*WHAT IS BEING ASKED:*
Go through the entries below and pick out every line with "Dolores".

*AVAILABLE RECORDS:*
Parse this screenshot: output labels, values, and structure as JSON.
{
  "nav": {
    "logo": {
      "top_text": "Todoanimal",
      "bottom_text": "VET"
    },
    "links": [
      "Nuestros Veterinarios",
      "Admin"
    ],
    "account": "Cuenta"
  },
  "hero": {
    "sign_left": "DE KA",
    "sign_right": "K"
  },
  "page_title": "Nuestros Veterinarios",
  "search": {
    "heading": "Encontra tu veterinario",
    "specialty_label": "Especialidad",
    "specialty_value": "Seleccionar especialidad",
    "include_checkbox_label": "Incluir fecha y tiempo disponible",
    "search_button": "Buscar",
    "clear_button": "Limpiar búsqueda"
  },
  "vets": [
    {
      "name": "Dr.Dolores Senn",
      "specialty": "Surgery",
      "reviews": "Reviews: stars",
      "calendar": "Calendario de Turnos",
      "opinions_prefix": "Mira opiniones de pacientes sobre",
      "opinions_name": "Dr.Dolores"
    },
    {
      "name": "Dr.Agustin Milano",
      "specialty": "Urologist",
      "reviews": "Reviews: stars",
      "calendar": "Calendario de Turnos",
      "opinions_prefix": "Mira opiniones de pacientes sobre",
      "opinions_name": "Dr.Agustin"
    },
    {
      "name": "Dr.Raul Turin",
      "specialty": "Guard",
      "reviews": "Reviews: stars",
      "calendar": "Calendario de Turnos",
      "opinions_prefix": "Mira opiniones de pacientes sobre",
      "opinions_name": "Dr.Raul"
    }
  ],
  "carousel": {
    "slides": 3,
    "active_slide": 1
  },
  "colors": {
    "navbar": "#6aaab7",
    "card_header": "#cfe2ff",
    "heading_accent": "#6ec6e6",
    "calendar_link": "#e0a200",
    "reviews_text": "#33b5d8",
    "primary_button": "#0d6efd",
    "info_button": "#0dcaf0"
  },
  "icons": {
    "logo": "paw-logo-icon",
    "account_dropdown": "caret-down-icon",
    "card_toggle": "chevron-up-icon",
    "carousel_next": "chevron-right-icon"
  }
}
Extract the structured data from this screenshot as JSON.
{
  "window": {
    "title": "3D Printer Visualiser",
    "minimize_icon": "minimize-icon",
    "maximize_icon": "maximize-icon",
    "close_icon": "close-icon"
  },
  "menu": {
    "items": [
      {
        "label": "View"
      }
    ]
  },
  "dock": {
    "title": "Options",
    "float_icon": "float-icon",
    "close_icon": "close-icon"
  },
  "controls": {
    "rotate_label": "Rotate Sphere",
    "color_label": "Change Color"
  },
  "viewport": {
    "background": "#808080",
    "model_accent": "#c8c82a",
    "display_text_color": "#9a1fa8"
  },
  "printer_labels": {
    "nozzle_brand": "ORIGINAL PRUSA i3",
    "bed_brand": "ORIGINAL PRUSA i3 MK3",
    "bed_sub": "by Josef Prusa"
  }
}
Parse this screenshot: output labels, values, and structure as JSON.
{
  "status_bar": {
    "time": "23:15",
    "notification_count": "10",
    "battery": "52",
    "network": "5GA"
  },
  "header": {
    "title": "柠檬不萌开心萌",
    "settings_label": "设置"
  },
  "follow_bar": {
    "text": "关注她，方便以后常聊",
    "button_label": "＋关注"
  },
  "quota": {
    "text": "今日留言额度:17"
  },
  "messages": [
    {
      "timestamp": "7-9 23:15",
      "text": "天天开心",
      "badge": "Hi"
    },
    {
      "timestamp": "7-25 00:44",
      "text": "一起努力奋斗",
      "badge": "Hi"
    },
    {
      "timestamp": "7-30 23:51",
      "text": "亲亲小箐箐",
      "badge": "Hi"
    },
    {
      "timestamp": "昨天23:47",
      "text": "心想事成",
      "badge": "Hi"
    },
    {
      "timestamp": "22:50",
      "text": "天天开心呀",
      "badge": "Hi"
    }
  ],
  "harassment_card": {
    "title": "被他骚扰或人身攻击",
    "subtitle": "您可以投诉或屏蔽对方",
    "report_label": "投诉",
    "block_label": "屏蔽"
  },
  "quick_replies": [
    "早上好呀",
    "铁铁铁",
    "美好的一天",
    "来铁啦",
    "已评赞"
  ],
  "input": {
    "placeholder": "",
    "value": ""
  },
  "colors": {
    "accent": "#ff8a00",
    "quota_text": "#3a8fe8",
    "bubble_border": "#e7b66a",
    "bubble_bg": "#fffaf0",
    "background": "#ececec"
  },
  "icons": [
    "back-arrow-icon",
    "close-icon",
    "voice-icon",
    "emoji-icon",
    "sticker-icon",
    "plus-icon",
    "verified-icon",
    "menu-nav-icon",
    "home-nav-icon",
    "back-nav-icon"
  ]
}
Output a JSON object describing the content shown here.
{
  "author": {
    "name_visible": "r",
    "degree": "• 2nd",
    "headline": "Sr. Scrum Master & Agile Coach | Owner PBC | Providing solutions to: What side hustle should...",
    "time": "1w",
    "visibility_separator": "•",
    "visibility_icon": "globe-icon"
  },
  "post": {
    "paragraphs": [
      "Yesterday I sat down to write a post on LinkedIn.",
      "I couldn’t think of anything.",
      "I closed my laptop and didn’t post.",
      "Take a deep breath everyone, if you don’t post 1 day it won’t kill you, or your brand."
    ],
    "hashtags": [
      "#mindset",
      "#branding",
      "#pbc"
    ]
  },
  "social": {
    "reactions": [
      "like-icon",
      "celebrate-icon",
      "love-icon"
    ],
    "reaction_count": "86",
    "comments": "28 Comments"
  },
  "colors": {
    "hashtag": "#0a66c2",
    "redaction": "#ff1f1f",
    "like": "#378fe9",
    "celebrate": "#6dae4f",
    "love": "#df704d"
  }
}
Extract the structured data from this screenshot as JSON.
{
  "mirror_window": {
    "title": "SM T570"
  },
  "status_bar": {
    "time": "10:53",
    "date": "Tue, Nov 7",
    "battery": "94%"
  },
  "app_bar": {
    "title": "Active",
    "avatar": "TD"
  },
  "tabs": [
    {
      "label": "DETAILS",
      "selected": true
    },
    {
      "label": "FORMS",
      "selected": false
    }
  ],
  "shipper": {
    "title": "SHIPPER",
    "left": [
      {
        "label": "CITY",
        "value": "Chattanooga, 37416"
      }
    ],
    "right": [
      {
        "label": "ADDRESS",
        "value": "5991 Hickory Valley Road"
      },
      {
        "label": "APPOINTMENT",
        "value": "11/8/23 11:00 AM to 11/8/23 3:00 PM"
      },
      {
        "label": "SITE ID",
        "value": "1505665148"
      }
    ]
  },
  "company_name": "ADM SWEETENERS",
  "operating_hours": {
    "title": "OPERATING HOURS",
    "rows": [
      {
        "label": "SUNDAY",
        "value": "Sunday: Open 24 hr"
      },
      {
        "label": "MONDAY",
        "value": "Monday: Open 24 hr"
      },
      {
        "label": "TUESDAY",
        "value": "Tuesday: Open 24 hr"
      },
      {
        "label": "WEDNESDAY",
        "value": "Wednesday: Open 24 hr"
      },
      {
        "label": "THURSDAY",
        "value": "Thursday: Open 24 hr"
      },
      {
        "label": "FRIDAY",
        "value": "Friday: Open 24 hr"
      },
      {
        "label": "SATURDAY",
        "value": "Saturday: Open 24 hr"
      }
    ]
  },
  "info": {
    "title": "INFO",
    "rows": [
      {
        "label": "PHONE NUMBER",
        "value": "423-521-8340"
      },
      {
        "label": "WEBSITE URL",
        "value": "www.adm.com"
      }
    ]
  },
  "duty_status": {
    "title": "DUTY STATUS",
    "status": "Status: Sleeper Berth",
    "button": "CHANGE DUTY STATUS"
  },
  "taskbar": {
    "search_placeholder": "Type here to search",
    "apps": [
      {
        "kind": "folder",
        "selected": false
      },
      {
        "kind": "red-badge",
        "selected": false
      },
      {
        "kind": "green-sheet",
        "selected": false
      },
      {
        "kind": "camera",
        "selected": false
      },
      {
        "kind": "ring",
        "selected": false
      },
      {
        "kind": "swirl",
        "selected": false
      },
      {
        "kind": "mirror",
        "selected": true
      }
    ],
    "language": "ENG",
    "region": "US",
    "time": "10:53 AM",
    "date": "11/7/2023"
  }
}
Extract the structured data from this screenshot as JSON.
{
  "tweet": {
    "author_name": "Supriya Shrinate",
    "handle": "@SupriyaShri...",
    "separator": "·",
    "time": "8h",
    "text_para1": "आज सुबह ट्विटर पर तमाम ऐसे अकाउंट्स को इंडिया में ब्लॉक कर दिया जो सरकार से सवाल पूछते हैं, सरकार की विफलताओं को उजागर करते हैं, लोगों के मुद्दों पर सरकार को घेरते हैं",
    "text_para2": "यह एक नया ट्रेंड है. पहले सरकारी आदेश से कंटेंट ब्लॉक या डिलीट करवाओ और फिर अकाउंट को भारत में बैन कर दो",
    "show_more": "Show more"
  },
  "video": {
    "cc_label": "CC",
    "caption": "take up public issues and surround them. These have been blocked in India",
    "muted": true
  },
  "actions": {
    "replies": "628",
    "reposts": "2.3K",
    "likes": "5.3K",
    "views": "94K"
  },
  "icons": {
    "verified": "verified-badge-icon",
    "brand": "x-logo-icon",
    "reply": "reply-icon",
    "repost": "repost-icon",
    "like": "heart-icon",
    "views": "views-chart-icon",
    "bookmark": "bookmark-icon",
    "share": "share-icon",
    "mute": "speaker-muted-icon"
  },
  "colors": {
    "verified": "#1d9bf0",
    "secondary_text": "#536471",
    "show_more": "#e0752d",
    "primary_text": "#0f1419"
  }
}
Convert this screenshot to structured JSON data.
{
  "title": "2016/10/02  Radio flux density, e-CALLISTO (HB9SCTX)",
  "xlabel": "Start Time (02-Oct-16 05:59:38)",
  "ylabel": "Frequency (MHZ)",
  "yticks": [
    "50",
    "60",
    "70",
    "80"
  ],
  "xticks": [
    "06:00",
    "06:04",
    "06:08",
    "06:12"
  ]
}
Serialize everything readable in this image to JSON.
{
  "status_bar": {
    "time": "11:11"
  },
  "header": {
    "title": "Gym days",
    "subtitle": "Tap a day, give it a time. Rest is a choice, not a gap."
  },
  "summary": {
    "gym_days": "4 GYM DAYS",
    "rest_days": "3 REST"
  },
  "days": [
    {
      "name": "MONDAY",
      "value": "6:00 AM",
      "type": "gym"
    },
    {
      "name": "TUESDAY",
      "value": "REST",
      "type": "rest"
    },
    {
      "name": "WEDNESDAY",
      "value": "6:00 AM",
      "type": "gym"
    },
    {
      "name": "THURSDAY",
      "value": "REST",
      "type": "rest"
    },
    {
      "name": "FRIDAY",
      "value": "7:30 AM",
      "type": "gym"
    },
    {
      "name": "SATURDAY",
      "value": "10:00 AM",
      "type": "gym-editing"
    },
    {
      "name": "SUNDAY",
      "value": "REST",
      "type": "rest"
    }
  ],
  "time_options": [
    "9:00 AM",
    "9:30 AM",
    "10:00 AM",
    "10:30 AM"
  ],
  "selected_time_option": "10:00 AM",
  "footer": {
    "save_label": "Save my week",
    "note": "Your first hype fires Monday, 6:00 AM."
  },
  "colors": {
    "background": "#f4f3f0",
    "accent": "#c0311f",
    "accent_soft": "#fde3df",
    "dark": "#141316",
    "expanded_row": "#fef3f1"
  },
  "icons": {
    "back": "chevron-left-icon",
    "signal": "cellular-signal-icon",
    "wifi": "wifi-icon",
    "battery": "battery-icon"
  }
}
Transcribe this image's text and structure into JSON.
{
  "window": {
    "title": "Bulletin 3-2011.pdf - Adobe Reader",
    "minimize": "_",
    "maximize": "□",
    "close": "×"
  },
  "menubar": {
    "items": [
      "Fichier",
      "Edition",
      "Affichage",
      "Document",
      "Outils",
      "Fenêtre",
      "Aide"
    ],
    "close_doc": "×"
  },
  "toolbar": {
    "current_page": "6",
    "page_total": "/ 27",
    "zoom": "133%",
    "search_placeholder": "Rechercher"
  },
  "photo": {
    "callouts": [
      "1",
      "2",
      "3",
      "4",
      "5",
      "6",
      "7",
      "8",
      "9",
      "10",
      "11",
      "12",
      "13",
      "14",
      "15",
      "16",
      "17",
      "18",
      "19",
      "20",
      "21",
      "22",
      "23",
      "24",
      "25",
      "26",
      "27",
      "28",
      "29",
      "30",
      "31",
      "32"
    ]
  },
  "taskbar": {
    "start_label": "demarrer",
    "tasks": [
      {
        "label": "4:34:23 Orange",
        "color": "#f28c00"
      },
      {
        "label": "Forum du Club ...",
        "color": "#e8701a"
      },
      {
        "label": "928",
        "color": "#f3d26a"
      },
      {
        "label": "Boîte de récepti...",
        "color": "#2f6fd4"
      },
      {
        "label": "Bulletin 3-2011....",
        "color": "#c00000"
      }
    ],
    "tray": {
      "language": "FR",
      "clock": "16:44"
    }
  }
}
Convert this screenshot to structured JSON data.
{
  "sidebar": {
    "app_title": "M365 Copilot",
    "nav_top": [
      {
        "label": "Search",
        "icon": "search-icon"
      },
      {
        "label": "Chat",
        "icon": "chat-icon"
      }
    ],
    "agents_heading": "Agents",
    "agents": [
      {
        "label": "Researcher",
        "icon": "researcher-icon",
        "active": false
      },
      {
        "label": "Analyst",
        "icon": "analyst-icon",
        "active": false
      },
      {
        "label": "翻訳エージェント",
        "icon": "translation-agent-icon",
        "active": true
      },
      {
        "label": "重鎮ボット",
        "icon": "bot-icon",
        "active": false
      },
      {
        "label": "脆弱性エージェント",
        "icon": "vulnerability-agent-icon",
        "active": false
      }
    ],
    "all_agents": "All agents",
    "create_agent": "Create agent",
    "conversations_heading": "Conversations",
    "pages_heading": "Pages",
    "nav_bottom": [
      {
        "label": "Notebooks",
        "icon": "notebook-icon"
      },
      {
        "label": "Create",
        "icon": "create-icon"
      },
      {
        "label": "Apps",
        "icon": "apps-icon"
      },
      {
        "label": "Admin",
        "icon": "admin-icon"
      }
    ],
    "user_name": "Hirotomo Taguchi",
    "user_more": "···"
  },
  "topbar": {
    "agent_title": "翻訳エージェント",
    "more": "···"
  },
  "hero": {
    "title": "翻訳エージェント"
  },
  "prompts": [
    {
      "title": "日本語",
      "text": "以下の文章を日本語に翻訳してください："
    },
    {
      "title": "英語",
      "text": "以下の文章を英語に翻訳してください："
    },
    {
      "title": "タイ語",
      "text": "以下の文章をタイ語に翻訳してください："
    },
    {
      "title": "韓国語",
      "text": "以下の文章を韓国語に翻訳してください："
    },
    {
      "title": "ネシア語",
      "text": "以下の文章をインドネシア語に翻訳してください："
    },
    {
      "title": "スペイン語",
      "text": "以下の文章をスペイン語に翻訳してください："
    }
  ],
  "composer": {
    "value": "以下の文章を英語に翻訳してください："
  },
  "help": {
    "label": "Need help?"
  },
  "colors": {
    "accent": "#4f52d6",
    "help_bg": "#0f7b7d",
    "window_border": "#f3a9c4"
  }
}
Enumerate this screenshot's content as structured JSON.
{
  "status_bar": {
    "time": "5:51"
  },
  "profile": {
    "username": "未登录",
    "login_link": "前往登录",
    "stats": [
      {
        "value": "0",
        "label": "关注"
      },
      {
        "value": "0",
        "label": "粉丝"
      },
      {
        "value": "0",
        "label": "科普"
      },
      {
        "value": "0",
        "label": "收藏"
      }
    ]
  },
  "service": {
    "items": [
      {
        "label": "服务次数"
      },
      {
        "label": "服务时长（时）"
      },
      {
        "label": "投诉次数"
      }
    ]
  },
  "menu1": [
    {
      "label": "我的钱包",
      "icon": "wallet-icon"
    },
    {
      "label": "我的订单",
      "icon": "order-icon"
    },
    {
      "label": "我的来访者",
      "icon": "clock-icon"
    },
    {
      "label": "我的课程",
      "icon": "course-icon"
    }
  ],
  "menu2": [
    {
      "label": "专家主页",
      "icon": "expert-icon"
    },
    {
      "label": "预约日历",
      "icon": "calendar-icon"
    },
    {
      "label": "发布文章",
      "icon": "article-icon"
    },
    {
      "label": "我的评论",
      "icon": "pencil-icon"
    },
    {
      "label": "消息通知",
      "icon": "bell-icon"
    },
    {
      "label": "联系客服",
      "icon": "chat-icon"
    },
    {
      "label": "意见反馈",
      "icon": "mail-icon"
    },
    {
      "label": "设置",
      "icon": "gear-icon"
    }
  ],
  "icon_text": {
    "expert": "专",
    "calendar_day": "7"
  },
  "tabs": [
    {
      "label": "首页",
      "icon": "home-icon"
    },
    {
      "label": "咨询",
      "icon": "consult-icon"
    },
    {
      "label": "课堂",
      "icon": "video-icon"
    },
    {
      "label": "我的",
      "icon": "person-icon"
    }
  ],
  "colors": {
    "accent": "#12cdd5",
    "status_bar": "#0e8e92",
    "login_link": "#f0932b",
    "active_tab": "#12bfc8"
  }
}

*WRITTEN ANSWER:*
      "name": "Dr.Dolores Senn",
      "opinions_name": "Dr.Dolores"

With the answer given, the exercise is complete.